=== Aim of the exercise ===
Lay out every line of the material below as a numbered list, omitting any blank lines.

-- Start Provided data --

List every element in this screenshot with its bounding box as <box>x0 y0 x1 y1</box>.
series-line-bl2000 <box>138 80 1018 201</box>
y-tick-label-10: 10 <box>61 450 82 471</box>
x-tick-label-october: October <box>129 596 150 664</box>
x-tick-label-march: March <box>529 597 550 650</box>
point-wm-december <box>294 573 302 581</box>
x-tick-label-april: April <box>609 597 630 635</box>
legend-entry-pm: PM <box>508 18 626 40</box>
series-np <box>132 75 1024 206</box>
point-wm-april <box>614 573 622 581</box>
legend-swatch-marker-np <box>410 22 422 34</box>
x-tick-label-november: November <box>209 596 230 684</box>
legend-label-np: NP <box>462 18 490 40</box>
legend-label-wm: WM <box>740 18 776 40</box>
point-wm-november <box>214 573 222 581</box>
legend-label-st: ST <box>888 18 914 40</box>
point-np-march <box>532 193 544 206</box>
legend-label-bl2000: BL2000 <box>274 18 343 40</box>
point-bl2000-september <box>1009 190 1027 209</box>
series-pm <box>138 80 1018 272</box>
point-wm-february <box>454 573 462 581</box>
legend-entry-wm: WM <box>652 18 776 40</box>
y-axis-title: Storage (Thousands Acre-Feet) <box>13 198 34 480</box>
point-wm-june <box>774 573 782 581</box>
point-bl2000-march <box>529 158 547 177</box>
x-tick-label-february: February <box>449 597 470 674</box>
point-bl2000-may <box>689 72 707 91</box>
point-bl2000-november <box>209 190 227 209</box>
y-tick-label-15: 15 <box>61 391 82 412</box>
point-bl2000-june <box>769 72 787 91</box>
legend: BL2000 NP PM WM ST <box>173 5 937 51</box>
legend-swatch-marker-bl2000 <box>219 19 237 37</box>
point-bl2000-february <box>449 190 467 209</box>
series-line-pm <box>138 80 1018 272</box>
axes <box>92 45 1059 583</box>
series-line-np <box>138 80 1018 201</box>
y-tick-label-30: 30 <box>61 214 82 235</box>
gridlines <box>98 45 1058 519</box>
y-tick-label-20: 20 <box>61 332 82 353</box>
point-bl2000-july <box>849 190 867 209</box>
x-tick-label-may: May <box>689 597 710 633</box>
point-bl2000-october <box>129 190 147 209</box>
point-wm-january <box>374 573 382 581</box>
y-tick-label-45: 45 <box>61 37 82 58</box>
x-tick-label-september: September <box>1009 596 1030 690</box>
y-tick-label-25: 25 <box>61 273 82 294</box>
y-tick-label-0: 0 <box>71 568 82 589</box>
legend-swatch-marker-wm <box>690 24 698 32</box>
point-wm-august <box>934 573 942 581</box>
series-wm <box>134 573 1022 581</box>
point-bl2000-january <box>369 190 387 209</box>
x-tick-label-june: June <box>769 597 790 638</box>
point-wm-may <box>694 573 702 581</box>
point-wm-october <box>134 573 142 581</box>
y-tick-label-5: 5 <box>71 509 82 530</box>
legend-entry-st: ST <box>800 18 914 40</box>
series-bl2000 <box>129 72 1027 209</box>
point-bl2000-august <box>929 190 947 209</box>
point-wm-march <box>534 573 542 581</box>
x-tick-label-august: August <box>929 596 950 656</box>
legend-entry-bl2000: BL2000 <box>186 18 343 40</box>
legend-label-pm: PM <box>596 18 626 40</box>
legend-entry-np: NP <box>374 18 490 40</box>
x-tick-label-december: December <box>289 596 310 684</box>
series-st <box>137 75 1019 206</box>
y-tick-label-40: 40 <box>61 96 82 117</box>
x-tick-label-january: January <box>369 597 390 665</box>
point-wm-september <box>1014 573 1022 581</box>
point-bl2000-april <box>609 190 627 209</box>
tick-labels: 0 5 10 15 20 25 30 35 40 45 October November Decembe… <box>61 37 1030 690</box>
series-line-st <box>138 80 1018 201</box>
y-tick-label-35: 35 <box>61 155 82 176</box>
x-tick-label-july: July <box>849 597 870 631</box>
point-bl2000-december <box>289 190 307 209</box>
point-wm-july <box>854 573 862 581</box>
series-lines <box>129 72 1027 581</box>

-- End Provided data --

=== Reply ===
1. List every element in this screenshot with its bounding box as <box>x0 y0 x1 y1</box>.
2. series-line-bl2000 <box>138 80 1018 201</box>
3. y-tick-label-10: 10 <box>61 450 82 471</box>
4. x-tick-label-october: October <box>129 596 150 664</box>
5. x-tick-label-march: March <box>529 597 550 650</box>
6. point-wm-december <box>294 573 302 581</box>
7. x-tick-label-april: April <box>609 597 630 635</box>
8. legend-entry-pm: PM <box>508 18 626 40</box>
9. series-np <box>132 75 1024 206</box>
10. point-wm-april <box>614 573 622 581</box>
11. legend-swatch-marker-np <box>410 22 422 34</box>
12. x-tick-label-november: November <box>209 596 230 684</box>
13. legend-label-np: NP <box>462 18 490 40</box>
14. legend-label-wm: WM <box>740 18 776 40</box>
15. point-wm-november <box>214 573 222 581</box>
16. legend-label-st: ST <box>888 18 914 40</box>
17. point-np-march <box>532 193 544 206</box>
18. legend-label-bl2000: BL2000 <box>274 18 343 40</box>
19. point-bl2000-september <box>1009 190 1027 209</box>
20. series-pm <box>138 80 1018 272</box>
21. point-wm-february <box>454 573 462 581</box>
22. legend-entry-wm: WM <box>652 18 776 40</box>
23. y-axis-title: Storage (Thousands Acre-Feet) <box>13 198 34 480</box>
24. point-wm-june <box>774 573 782 581</box>
25. point-bl2000-march <box>529 158 547 177</box>
26. x-tick-label-february: February <box>449 597 470 674</box>
27. point-bl2000-may <box>689 72 707 91</box>
28. point-bl2000-november <box>209 190 227 209</box>
29. y-tick-label-15: 15 <box>61 391 82 412</box>
30. point-bl2000-june <box>769 72 787 91</box>
31. legend: BL2000 NP PM WM ST <box>173 5 937 51</box>
32. legend-swatch-marker-bl2000 <box>219 19 237 37</box>
33. point-bl2000-february <box>449 190 467 209</box>
34. series-line-pm <box>138 80 1018 272</box>
35. axes <box>92 45 1059 583</box>
36. series-line-np <box>138 80 1018 201</box>
37. y-tick-label-30: 30 <box>61 214 82 235</box>
38. gridlines <box>98 45 1058 519</box>
39. y-tick-label-20: 20 <box>61 332 82 353</box>
40. point-bl2000-july <box>849 190 867 209</box>
41. x-tick-label-may: May <box>689 597 710 633</box>
42. point-bl2000-october <box>129 190 147 209</box>
43. point-wm-january <box>374 573 382 581</box>
44. y-tick-label-45: 45 <box>61 37 82 58</box>
45. x-tick-label-september: September <box>1009 596 1030 690</box>
46. y-tick-label-25: 25 <box>61 273 82 294</box>
47. y-tick-label-0: 0 <box>71 568 82 589</box>
48. legend-swatch-marker-wm <box>690 24 698 32</box>
49. point-wm-august <box>934 573 942 581</box>
50. series-wm <box>134 573 1022 581</box>
51. point-bl2000-january <box>369 190 387 209</box>
52. x-tick-label-june: June <box>769 597 790 638</box>
53. point-wm-may <box>694 573 702 581</box>
54. point-wm-october <box>134 573 142 581</box>
55. y-tick-label-5: 5 <box>71 509 82 530</box>
56. legend-entry-st: ST <box>800 18 914 40</box>
57. series-bl2000 <box>129 72 1027 209</box>
58. point-bl2000-august <box>929 190 947 209</box>
59. point-wm-march <box>534 573 542 581</box>
60. x-tick-label-august: August <box>929 596 950 656</box>
61. legend-entry-bl2000: BL2000 <box>186 18 343 40</box>
62. legend-label-pm: PM <box>596 18 626 40</box>
63. legend-entry-np: NP <box>374 18 490 40</box>
64. x-tick-label-december: December <box>289 596 310 684</box>
65. series-st <box>137 75 1019 206</box>
66. y-tick-label-40: 40 <box>61 96 82 117</box>
67. x-tick-label-january: January <box>369 597 390 665</box>
68. point-wm-september <box>1014 573 1022 581</box>
69. point-bl2000-april <box>609 190 627 209</box>
70. tick-labels: 0 5 10 15 20 25 30 35 40 45 October November Decembe… <box>61 37 1030 690</box>
71. series-line-st <box>138 80 1018 201</box>
72. y-tick-label-35: 35 <box>61 155 82 176</box>
73. x-tick-label-july: July <box>849 597 870 631</box>
74. point-bl2000-december <box>289 190 307 209</box>
75. point-wm-july <box>854 573 862 581</box>
76. series-lines <box>129 72 1027 581</box>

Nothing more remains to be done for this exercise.